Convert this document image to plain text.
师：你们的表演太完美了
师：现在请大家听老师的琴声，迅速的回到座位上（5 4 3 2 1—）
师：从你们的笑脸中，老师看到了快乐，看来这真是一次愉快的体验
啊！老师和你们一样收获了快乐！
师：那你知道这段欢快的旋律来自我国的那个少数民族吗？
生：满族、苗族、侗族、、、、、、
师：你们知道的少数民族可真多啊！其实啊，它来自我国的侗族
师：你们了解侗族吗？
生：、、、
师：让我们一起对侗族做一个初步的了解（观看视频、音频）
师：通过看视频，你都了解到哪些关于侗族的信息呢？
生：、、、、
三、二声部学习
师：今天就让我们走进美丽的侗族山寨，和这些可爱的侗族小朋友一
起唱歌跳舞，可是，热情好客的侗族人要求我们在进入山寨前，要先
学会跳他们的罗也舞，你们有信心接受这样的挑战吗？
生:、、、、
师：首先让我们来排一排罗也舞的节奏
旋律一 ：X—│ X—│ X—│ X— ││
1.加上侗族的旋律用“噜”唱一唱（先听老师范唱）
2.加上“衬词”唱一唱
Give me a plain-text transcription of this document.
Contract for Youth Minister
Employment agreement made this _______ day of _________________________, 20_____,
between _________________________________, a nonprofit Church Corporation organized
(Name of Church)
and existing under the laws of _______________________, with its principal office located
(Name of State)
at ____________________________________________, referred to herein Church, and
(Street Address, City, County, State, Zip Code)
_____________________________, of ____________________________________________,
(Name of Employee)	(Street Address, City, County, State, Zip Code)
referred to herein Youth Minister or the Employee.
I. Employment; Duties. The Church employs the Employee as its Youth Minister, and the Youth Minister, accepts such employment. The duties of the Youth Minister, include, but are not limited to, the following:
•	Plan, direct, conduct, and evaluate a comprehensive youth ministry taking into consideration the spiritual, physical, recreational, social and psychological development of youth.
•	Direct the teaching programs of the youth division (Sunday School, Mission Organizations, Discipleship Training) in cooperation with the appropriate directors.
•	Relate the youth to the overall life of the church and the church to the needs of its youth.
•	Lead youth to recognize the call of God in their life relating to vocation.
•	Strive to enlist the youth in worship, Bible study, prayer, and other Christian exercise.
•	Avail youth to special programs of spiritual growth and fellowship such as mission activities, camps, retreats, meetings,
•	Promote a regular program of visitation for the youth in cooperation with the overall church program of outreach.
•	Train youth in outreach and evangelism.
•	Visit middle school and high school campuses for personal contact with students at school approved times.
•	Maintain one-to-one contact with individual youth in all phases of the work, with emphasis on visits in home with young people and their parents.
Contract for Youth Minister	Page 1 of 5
■ ■ ■ ■
▸ **Work to be completed**: In the records above, locate the lines holding the word "City". Copy each of them.

▸ **Full response**:
(Street Address, City, County, State, Zip Code)
(Name of Employee)	(Street Address, City, County, State, Zip Code)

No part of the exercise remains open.